** begin Dataset **

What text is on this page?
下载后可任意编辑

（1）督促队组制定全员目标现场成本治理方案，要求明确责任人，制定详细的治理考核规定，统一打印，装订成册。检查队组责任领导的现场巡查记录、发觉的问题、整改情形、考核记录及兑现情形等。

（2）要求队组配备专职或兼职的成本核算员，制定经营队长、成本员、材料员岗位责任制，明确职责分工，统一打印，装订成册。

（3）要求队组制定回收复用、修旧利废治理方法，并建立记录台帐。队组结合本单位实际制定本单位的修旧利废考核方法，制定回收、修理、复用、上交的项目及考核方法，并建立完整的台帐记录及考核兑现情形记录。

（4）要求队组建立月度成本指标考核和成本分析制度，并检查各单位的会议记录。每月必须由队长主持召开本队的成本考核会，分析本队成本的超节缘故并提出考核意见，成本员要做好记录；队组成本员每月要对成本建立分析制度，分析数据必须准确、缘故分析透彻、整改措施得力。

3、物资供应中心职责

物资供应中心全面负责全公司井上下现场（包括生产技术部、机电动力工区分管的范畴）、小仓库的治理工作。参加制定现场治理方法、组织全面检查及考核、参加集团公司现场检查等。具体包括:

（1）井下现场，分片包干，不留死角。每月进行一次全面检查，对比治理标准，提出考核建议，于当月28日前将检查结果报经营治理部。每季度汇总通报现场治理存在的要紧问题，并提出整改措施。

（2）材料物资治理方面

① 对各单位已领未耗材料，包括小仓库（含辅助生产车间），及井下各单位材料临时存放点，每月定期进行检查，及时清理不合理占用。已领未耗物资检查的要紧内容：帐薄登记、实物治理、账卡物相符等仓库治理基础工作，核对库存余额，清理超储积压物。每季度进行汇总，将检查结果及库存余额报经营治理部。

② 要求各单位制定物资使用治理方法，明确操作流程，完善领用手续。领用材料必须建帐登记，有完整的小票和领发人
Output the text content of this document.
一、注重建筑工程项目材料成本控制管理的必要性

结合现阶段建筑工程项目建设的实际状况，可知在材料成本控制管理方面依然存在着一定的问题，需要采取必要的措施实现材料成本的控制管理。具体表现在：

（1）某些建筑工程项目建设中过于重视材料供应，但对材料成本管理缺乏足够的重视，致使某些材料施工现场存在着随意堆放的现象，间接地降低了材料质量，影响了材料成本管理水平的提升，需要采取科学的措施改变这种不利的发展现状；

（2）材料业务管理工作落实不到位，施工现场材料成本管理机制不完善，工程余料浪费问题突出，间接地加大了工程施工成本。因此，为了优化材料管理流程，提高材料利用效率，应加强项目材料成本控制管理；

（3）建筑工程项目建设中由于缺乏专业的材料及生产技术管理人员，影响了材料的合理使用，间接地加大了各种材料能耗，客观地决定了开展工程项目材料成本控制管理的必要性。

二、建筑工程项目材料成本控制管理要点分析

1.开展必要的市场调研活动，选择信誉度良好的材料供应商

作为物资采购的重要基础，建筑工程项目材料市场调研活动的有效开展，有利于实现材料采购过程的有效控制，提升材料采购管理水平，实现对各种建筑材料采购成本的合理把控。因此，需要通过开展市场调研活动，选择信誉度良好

** end Dataset **

Instruction: Every line of the data above should be copied exactly.

The answer:
What text is on this page?
下载后可任意编辑

（1）督促队组制定全员目标现场成本治理方案，要求明确责任人，制定详细的治理考核规定，统一打印，装订成册。检查队组责任领导的现场巡查记录、发觉的问题、整改情形、考核记录及兑现情形等。

（2）要求队组配备专职或兼职的成本核算员，制定经营队长、成本员、材料员岗位责任制，明确职责分工，统一打印，装订成册。

（3）要求队组制定回收复用、修旧利废治理方法，并建立记录台帐。队组结合本单位实际制定本单位的修旧利废考核方法，制定回收、修理、复用、上交的项目及考核方法，并建立完整的台帐记录及考核兑现情形记录。

（4）要求队组建立月度成本指标考核和成本分析制度，并检查各单位的会议记录。每月必须由队长主持召开本队的成本考核会，分析本队成本的超节缘故并提出考核意见，成本员要做好记录；队组成本员每月要对成本建立分析制度，分析数据必须准确、缘故分析透彻、整改措施得力。

3、物资供应中心职责

物资供应中心全面负责全公司井上下现场（包括生产技术部、机电动力工区分管的范畴）、小仓库的治理工作。参加制定现场治理方法、组织全面检查及考核、参加集团公司现场检查等。具体包括:

（1）井下现场，分片包干，不留死角。每月进行一次全面检查，对比治理标准，提出考核建议，于当月28日前将检查结果报经营治理部。每季度汇总通报现场治理存在的要紧问题，并提出整改措施。

（2）材料物资治理方面

① 对各单位已领未耗材料，包括小仓库（含辅助生产车间），及井下各单位材料临时存放点，每月定期进行检查，及时清理不合理占用。已领未耗物资检查的要紧内容：帐薄登记、实物治理、账卡物相符等仓库治理基础工作，核对库存余额，清理超储积压物。每季度进行汇总，将检查结果及库存余额报经营治理部。

② 要求各单位制定物资使用治理方法，明确操作流程，完善领用手续。领用材料必须建帐登记，有完整的小票和领发人
Output the text content of this document.
一、注重建筑工程项目材料成本控制管理的必要性

结合现阶段建筑工程项目建设的实际状况，可知在材料成本控制管理方面依然存在着一定的问题，需要采取必要的措施实现材料成本的控制管理。具体表现在：

（1）某些建筑工程项目建设中过于重视材料供应，但对材料成本管理缺乏足够的重视，致使某些材料施工现场存在着随意堆放的现象，间接地降低了材料质量，影响了材料成本管理水平的提升，需要采取科学的措施改变这种不利的发展现状；

（2）材料业务管理工作落实不到位，施工现场材料成本管理机制不完善，工程余料浪费问题突出，间接地加大了工程施工成本。因此，为了优化材料管理流程，提高材料利用效率，应加强项目材料成本控制管理；

（3）建筑工程项目建设中由于缺乏专业的材料及生产技术管理人员，影响了材料的合理使用，间接地加大了各种材料能耗，客观地决定了开展工程项目材料成本控制管理的必要性。

二、建筑工程项目材料成本控制管理要点分析

1.开展必要的市场调研活动，选择信誉度良好的材料供应商

作为物资采购的重要基础，建筑工程项目材料市场调研活动的有效开展，有利于实现材料采购过程的有效控制，提升材料采购管理水平，实现对各种建筑材料采购成本的合理把控。因此，需要通过开展市场调研活动，选择信誉度良好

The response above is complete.